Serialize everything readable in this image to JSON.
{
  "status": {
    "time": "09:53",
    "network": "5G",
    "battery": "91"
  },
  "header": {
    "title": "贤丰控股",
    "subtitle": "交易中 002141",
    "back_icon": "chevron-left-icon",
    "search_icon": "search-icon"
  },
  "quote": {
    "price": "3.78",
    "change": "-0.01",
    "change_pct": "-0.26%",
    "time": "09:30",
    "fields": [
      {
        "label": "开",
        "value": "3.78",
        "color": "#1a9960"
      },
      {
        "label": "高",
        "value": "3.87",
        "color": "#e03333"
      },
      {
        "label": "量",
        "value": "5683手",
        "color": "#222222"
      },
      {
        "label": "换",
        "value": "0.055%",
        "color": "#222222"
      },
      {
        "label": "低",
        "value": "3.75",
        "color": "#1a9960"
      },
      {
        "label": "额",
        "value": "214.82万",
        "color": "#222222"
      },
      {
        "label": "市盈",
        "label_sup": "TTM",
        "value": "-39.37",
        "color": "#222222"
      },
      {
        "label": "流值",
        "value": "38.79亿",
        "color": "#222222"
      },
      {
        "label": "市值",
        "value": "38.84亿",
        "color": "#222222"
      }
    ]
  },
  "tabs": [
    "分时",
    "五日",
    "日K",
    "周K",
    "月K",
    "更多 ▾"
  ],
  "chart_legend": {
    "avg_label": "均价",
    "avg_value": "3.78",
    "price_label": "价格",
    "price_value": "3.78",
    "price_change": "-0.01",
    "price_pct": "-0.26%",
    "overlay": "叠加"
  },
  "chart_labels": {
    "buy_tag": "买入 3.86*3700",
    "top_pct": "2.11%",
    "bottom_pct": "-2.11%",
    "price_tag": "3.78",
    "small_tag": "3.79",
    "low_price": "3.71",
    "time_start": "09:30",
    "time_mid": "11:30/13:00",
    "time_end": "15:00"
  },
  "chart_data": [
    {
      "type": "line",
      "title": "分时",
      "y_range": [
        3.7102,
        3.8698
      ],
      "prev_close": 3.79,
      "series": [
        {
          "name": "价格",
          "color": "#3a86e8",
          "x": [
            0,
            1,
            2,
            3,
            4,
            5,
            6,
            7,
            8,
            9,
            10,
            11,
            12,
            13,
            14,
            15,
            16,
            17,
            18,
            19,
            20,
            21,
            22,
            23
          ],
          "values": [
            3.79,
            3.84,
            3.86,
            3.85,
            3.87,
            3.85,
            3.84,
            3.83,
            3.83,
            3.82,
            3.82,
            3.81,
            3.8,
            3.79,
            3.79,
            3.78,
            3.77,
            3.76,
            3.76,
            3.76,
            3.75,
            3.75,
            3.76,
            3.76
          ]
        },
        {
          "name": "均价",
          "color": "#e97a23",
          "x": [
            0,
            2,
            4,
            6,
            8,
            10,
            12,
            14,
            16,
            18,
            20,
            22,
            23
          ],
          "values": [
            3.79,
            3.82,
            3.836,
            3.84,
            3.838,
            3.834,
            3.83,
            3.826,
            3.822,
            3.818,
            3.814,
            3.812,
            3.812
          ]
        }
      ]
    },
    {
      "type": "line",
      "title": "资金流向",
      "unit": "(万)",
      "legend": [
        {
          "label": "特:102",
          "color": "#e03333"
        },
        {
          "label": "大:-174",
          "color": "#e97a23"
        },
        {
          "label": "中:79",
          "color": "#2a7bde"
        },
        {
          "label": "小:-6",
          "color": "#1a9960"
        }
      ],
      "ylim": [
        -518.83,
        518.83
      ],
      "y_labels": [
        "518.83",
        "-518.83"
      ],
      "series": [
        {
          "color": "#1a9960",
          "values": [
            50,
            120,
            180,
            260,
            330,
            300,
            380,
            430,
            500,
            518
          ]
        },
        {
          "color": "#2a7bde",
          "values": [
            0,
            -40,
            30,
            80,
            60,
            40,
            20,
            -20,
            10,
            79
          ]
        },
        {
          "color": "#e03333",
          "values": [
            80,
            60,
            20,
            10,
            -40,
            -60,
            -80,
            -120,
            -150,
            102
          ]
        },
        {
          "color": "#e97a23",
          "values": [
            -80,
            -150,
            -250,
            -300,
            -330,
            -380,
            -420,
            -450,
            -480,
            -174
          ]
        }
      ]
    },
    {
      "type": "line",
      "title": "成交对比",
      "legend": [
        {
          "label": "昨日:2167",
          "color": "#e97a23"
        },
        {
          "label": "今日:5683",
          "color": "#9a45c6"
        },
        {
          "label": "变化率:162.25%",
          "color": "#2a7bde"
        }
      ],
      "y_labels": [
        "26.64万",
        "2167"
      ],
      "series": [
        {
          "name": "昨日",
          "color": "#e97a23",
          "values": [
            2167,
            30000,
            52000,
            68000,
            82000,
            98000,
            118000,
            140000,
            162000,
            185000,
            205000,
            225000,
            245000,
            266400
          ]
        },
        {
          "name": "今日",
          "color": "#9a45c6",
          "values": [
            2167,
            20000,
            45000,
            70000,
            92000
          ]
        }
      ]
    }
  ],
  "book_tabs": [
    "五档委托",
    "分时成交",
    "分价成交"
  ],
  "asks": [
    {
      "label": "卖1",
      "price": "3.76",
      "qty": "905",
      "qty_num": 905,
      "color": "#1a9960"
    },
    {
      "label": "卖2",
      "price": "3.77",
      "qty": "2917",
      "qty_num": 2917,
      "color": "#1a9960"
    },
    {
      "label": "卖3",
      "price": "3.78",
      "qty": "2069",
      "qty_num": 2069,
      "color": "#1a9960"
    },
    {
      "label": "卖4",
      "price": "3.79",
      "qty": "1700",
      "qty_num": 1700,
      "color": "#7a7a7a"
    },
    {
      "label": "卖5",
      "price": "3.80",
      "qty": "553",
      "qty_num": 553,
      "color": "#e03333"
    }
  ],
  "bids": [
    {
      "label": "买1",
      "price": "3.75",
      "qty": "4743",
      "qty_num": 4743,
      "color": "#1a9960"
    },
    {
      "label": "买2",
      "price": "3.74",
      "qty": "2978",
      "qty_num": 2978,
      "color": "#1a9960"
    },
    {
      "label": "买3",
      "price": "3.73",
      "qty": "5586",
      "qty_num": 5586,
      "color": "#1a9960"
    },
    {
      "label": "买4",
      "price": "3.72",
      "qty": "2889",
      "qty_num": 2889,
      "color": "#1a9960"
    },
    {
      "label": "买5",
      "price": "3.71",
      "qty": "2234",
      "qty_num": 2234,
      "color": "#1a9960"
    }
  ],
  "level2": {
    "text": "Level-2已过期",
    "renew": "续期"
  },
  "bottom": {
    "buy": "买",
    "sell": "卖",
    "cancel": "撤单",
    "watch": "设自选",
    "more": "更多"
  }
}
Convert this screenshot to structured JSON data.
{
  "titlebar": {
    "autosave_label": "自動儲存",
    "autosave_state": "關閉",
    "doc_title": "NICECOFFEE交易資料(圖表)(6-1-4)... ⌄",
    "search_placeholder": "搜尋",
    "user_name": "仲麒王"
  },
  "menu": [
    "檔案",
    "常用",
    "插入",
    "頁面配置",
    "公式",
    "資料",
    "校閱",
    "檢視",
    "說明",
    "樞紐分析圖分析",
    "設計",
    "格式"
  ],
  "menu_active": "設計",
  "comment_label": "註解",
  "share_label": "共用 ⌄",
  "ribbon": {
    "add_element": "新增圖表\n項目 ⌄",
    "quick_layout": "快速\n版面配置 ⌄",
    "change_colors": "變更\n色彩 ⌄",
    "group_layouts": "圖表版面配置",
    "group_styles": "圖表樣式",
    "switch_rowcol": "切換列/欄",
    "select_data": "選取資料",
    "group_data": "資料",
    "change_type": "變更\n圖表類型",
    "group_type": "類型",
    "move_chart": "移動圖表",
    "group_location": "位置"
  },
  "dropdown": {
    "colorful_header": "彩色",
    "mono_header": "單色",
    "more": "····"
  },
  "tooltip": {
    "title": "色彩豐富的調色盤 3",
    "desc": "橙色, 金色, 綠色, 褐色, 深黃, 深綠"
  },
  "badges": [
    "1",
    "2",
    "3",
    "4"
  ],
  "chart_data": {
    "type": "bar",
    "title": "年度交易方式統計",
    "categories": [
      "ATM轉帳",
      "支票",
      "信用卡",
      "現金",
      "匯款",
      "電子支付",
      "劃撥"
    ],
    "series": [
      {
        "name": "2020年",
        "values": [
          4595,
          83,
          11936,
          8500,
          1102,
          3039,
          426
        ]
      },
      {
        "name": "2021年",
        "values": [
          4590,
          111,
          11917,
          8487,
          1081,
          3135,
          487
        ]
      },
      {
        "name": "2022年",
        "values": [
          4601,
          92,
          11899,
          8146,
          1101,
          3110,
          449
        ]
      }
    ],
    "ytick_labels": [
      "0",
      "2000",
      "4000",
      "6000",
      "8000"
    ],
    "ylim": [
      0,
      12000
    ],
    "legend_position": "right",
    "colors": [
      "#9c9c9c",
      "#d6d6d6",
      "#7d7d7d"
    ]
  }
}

----------------

WRITTEN TASK – Copy each line from the records above that includes the string "this".

ANSWER BELOW –
Serialize everything readable in this image to JSON.
Convert this screenshot to structured JSON data.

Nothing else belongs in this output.